PROMPT:
Note how many lines in the entries contain the string "출력한다", then give that number and nothing else.

RECORDS SUPPLIED:
※

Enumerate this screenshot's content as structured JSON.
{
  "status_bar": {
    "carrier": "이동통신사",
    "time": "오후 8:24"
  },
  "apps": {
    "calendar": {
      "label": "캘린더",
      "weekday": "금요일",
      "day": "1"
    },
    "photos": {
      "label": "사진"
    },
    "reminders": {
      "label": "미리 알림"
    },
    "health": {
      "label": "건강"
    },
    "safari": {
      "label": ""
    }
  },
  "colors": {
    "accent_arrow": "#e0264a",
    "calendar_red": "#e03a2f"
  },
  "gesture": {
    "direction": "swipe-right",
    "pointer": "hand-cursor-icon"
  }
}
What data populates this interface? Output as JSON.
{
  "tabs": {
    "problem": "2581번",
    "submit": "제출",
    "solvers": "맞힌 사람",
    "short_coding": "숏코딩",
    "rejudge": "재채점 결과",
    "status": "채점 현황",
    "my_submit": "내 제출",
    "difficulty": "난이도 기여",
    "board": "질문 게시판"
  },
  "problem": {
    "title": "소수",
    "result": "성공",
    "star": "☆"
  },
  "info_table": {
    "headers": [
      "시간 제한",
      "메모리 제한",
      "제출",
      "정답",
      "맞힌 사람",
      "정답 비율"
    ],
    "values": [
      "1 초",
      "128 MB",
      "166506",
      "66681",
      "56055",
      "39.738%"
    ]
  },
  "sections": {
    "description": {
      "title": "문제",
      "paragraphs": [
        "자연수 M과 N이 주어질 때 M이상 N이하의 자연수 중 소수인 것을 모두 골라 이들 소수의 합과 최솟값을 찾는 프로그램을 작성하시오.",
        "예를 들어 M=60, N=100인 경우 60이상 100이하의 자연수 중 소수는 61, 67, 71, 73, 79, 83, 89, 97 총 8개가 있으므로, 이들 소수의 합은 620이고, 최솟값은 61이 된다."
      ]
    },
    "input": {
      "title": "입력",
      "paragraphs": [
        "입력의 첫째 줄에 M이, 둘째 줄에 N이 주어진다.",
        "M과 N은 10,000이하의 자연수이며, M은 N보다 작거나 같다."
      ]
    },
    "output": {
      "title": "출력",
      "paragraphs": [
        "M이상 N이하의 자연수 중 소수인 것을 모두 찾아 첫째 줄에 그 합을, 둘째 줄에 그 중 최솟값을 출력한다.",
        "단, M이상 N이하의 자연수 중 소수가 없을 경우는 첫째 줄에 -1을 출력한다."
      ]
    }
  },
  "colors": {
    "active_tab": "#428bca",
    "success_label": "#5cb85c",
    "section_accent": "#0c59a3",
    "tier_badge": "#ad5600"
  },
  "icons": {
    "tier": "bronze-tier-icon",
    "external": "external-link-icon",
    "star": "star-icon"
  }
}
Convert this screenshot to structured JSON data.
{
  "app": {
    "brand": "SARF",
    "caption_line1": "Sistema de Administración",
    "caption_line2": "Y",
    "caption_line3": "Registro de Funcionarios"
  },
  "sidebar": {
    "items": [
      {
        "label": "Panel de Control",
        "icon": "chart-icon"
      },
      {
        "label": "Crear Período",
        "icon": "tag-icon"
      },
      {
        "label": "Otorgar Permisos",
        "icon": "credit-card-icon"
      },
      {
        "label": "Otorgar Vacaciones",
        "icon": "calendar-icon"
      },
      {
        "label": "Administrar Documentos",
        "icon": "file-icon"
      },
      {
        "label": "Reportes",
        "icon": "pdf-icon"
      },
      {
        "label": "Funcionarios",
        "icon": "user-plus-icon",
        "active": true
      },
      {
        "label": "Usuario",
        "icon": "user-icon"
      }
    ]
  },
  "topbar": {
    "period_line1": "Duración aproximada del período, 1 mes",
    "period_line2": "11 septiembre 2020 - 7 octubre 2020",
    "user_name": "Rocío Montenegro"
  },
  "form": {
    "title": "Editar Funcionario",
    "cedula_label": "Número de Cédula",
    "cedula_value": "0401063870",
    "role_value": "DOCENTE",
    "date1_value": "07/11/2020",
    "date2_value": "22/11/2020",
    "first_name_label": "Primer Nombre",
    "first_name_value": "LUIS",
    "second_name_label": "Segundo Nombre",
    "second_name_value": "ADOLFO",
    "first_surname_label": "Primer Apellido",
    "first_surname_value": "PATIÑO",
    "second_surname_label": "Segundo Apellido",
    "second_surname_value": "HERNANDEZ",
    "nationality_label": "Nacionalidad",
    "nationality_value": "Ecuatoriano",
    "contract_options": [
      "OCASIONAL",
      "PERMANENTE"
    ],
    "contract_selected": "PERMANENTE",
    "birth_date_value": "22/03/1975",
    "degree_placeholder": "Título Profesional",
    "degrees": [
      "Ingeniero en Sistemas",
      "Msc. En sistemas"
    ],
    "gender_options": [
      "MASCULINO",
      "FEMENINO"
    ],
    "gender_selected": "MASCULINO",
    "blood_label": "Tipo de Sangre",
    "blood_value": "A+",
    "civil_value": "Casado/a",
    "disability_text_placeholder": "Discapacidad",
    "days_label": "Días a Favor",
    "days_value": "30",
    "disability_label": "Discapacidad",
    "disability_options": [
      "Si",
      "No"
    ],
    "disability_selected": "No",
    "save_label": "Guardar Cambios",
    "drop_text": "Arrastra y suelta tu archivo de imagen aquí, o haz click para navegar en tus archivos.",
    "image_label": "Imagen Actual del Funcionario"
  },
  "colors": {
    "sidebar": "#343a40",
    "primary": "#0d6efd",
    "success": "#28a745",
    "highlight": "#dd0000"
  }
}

※

RESULT OF THE EXERCISE:
2